Do this: From the listing below, select every line where the word "Sahej" appears.

Given entries:
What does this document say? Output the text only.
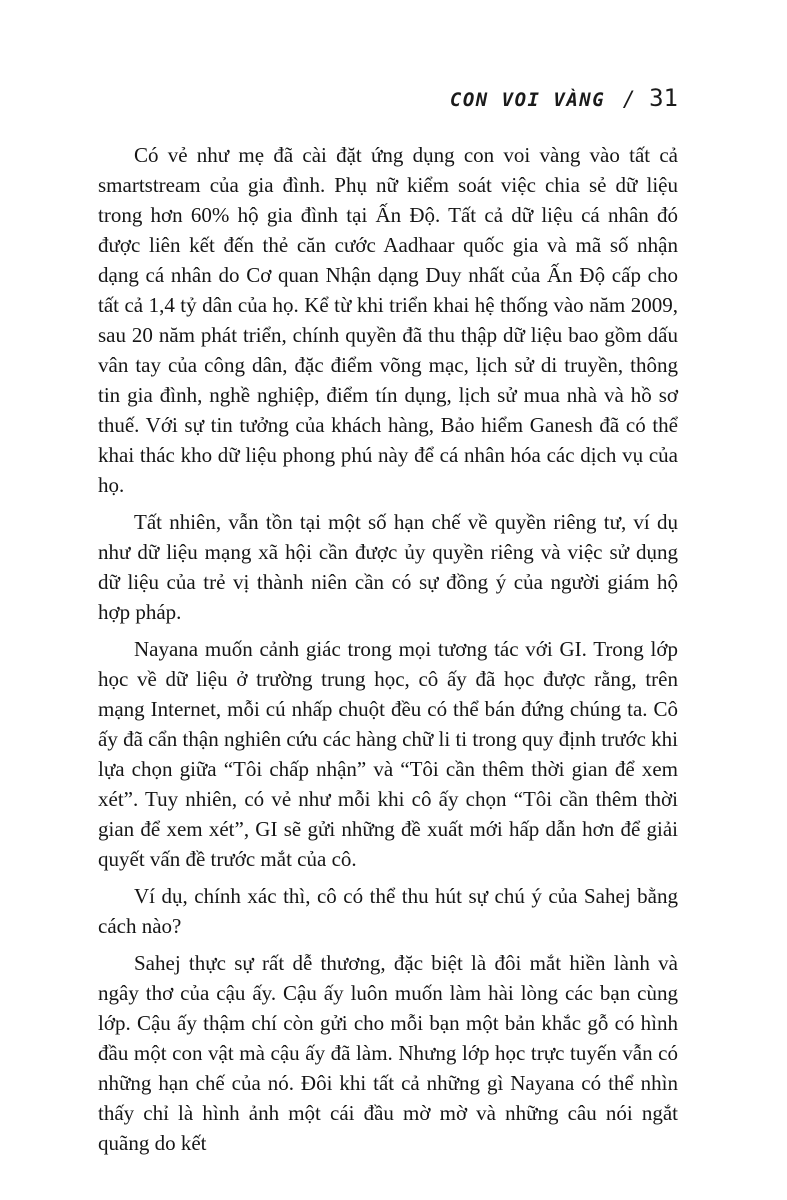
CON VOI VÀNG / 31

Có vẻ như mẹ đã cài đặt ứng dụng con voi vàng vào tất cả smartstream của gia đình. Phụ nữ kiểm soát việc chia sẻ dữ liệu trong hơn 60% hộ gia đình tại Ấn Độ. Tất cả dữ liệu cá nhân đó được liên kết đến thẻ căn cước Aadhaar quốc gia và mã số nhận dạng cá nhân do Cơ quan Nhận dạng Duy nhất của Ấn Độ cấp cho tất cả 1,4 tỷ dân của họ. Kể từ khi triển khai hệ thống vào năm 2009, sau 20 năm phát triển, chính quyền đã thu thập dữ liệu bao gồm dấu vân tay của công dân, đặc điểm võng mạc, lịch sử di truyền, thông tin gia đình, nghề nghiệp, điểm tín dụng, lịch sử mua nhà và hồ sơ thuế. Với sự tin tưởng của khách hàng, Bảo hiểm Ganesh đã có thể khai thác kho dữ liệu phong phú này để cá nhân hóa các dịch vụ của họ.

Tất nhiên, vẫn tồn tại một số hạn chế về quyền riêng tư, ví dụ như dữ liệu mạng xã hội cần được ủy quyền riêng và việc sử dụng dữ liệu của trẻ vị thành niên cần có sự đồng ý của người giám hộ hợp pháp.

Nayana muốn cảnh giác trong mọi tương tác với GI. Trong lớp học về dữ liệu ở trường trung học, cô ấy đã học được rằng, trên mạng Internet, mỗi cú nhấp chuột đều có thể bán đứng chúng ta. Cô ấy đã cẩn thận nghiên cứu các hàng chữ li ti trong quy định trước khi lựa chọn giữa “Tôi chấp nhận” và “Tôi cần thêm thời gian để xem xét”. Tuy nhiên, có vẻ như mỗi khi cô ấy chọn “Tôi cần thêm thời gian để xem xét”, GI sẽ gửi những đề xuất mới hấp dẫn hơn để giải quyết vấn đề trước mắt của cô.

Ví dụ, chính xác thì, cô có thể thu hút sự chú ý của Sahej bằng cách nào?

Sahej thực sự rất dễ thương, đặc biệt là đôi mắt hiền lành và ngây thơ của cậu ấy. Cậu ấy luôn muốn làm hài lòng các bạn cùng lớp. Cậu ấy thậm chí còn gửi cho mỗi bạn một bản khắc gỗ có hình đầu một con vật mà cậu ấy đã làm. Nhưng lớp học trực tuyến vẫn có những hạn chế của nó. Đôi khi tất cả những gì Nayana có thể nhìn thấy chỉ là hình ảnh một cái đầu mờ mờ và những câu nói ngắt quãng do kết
---
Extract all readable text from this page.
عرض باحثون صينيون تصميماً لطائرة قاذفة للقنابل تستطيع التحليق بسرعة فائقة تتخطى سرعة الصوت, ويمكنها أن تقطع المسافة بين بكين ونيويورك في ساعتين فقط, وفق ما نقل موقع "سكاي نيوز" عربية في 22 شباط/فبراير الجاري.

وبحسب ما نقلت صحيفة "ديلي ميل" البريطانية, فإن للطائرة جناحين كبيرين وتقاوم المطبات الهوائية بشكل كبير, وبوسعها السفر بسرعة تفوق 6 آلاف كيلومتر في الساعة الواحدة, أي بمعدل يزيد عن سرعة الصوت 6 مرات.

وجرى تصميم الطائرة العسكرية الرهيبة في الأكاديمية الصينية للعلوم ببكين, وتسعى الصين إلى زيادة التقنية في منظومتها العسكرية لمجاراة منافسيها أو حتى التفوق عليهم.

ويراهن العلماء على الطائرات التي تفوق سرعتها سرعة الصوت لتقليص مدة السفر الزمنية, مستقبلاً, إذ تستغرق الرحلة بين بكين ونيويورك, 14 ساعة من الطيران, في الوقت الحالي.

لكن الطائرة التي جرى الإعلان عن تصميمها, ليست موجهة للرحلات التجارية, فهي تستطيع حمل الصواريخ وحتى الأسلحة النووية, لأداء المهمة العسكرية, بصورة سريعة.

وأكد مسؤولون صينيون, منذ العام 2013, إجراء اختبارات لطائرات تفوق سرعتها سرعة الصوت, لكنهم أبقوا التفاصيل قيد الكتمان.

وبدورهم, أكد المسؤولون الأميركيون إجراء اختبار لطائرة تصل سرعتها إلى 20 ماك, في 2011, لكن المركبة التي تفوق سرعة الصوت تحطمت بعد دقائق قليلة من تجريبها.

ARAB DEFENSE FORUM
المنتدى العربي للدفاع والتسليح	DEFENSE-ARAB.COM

Output for this task:
Ví dụ, chính xác thì, cô có thể thu hút sự chú ý của Sahej bằng cách nào?
Sahej thực sự rất dễ thương, đặc biệt là đôi mắt hiền lành và ngây thơ của cậu ấy. Cậu ấy luôn muốn làm hài lòng các bạn cùng lớp. Cậu ấy thậm chí còn gửi cho mỗi bạn một bản khắc gỗ có hình đầu một con vật mà cậu ấy đã làm. Nhưng lớp học trực tuyến vẫn có những hạn chế của nó. Đôi khi tất cả những gì Nayana có thể nhìn thấy chỉ là hình ảnh một cái đầu mờ mờ và những câu nói ngắt quãng do kết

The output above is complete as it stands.